(Supplied entries)

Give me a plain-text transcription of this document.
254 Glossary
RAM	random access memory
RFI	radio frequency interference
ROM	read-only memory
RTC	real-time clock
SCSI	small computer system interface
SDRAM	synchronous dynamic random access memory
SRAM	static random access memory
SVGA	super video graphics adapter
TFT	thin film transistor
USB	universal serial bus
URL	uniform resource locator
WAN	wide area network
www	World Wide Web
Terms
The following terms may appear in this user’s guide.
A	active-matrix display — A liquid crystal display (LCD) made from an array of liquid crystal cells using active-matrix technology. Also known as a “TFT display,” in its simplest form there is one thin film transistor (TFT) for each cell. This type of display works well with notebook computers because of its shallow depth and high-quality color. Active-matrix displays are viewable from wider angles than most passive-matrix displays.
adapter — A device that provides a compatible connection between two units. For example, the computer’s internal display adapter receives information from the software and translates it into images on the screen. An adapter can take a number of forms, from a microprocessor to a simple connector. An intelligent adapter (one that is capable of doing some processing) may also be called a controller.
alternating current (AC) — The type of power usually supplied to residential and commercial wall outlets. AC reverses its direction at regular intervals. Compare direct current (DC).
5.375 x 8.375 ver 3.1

(End Supplied entries)

_Task brief:_ Extract the complete data, matching each line exactly.

_Written response:_
Give me a plain-text transcription of this document.
254 Glossary
RAM	random access memory
RFI	radio frequency interference
ROM	read-only memory
RTC	real-time clock
SCSI	small computer system interface
SDRAM	synchronous dynamic random access memory
SRAM	static random access memory
SVGA	super video graphics adapter
TFT	thin film transistor
USB	universal serial bus
URL	uniform resource locator
WAN	wide area network
www	World Wide Web
Terms
The following terms may appear in this user’s guide.
A	active-matrix display — A liquid crystal display (LCD) made from an array of liquid crystal cells using active-matrix technology. Also known as a “TFT display,” in its simplest form there is one thin film transistor (TFT) for each cell. This type of display works well with notebook computers because of its shallow depth and high-quality color. Active-matrix displays are viewable from wider angles than most passive-matrix displays.
adapter — A device that provides a compatible connection between two units. For example, the computer’s internal display adapter receives information from the software and translates it into images on the screen. An adapter can take a number of forms, from a microprocessor to a simple connector. An intelligent adapter (one that is capable of doing some processing) may also be called a controller.
alternating current (AC) — The type of power usually supplied to residential and commercial wall outlets. AC reverses its direction at regular intervals. Compare direct current (DC).
5.375 x 8.375 ver 3.1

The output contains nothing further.